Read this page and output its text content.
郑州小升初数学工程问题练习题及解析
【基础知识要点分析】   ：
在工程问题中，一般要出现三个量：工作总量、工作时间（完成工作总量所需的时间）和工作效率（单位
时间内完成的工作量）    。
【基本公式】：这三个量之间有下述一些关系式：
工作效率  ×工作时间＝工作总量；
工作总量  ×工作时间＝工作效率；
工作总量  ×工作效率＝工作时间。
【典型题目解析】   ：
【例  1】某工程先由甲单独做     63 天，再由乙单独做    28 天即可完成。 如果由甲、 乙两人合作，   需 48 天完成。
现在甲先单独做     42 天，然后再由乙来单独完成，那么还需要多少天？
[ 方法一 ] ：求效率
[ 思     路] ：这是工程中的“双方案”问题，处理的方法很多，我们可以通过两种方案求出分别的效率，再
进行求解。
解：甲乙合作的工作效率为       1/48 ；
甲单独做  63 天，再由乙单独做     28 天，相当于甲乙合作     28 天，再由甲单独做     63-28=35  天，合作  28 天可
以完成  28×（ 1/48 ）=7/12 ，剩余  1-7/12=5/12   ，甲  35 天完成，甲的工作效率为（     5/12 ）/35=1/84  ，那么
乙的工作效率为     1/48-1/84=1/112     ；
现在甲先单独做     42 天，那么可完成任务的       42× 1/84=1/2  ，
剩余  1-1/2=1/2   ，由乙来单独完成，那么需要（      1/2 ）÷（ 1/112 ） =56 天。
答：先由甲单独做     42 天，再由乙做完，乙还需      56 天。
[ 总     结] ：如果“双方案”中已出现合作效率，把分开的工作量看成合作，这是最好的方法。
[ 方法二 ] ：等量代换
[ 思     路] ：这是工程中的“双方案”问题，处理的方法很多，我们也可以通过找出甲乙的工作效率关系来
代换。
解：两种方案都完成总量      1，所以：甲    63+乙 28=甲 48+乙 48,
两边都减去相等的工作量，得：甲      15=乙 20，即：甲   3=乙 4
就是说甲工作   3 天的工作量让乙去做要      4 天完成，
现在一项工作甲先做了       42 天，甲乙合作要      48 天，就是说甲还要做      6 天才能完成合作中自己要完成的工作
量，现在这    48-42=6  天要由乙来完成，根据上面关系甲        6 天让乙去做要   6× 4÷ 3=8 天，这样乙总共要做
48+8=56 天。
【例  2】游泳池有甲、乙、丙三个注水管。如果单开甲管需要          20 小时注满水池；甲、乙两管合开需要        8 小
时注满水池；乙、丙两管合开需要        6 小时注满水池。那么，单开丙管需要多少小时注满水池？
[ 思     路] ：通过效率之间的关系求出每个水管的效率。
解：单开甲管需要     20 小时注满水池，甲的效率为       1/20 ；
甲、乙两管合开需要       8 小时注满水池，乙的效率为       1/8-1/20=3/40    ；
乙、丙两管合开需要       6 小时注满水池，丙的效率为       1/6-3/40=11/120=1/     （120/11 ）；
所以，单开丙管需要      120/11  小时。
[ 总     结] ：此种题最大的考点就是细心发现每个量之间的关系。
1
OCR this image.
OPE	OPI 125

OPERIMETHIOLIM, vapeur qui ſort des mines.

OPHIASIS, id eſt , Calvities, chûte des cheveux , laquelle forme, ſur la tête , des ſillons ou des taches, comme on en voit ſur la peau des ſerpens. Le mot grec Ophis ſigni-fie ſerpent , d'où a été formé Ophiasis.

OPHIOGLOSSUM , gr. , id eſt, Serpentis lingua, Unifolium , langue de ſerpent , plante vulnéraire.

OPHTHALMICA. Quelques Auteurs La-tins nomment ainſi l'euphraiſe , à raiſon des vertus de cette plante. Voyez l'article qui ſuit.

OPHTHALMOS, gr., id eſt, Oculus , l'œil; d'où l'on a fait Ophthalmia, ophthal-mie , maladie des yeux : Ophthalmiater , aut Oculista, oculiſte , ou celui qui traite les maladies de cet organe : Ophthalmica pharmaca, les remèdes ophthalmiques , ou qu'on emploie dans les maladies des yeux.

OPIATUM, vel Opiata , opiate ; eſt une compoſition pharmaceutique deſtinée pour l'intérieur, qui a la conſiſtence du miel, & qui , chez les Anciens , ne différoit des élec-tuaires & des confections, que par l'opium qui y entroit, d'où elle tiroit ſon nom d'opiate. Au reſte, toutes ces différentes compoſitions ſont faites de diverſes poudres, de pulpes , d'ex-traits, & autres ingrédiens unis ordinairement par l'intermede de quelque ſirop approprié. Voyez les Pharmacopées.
*-*-*
Direction: From the records above, extract each line exactly as shown.

Result of the task:
Read this page and output its text content.
郑州小升初数学工程问题练习题及解析
【基础知识要点分析】   ：
在工程问题中，一般要出现三个量：工作总量、工作时间（完成工作总量所需的时间）和工作效率（单位
时间内完成的工作量）    。
【基本公式】：这三个量之间有下述一些关系式：
工作效率  ×工作时间＝工作总量；
工作总量  ×工作时间＝工作效率；
工作总量  ×工作效率＝工作时间。
【典型题目解析】   ：
【例  1】某工程先由甲单独做     63 天，再由乙单独做    28 天即可完成。 如果由甲、 乙两人合作，   需 48 天完成。
现在甲先单独做     42 天，然后再由乙来单独完成，那么还需要多少天？
[ 方法一 ] ：求效率
[ 思     路] ：这是工程中的“双方案”问题，处理的方法很多，我们可以通过两种方案求出分别的效率，再
进行求解。
解：甲乙合作的工作效率为       1/48 ；
甲单独做  63 天，再由乙单独做     28 天，相当于甲乙合作     28 天，再由甲单独做     63-28=35  天，合作  28 天可
以完成  28×（ 1/48 ）=7/12 ，剩余  1-7/12=5/12   ，甲  35 天完成，甲的工作效率为（     5/12 ）/35=1/84  ，那么
乙的工作效率为     1/48-1/84=1/112     ；
现在甲先单独做     42 天，那么可完成任务的       42× 1/84=1/2  ，
剩余  1-1/2=1/2   ，由乙来单独完成，那么需要（      1/2 ）÷（ 1/112 ） =56 天。
答：先由甲单独做     42 天，再由乙做完，乙还需      56 天。
[ 总     结] ：如果“双方案”中已出现合作效率，把分开的工作量看成合作，这是最好的方法。
[ 方法二 ] ：等量代换
[ 思     路] ：这是工程中的“双方案”问题，处理的方法很多，我们也可以通过找出甲乙的工作效率关系来
代换。
解：两种方案都完成总量      1，所以：甲    63+乙 28=甲 48+乙 48,
两边都减去相等的工作量，得：甲      15=乙 20，即：甲   3=乙 4
就是说甲工作   3 天的工作量让乙去做要      4 天完成，
现在一项工作甲先做了       42 天，甲乙合作要      48 天，就是说甲还要做      6 天才能完成合作中自己要完成的工作
量，现在这    48-42=6  天要由乙来完成，根据上面关系甲        6 天让乙去做要   6× 4÷ 3=8 天，这样乙总共要做
48+8=56 天。
【例  2】游泳池有甲、乙、丙三个注水管。如果单开甲管需要          20 小时注满水池；甲、乙两管合开需要        8 小
时注满水池；乙、丙两管合开需要        6 小时注满水池。那么，单开丙管需要多少小时注满水池？
[ 思     路] ：通过效率之间的关系求出每个水管的效率。
解：单开甲管需要     20 小时注满水池，甲的效率为       1/20 ；
甲、乙两管合开需要       8 小时注满水池，乙的效率为       1/8-1/20=3/40    ；
乙、丙两管合开需要       6 小时注满水池，丙的效率为       1/6-3/40=11/120=1/     （120/11 ）；
所以，单开丙管需要      120/11  小时。
[ 总     结] ：此种题最大的考点就是细心发现每个量之间的关系。
1
OCR this image.
OPE	OPI 125

OPERIMETHIOLIM, vapeur qui ſort des mines.

OPHIASIS, id eſt , Calvities, chûte des cheveux , laquelle forme, ſur la tête , des ſillons ou des taches, comme on en voit ſur la peau des ſerpens. Le mot grec Ophis ſigni-fie ſerpent , d'où a été formé Ophiasis.

OPHIOGLOSSUM , gr. , id eſt, Serpentis lingua, Unifolium , langue de ſerpent , plante vulnéraire.

OPHTHALMICA. Quelques Auteurs La-tins nomment ainſi l'euphraiſe , à raiſon des vertus de cette plante. Voyez l'article qui ſuit.

OPHTHALMOS, gr., id eſt, Oculus , l'œil; d'où l'on a fait Ophthalmia, ophthal-mie , maladie des yeux : Ophthalmiater , aut Oculista, oculiſte , ou celui qui traite les maladies de cet organe : Ophthalmica pharmaca, les remèdes ophthalmiques , ou qu'on emploie dans les maladies des yeux.

OPIATUM, vel Opiata , opiate ; eſt une compoſition pharmaceutique deſtinée pour l'intérieur, qui a la conſiſtence du miel, & qui , chez les Anciens , ne différoit des élec-tuaires & des confections, que par l'opium qui y entroit, d'où elle tiroit ſon nom d'opiate. Au reſte, toutes ces différentes compoſitions ſont faites de diverſes poudres, de pulpes , d'ex-traits, & autres ingrédiens unis ordinairement par l'intermede de quelque ſirop approprié. Voyez les Pharmacopées.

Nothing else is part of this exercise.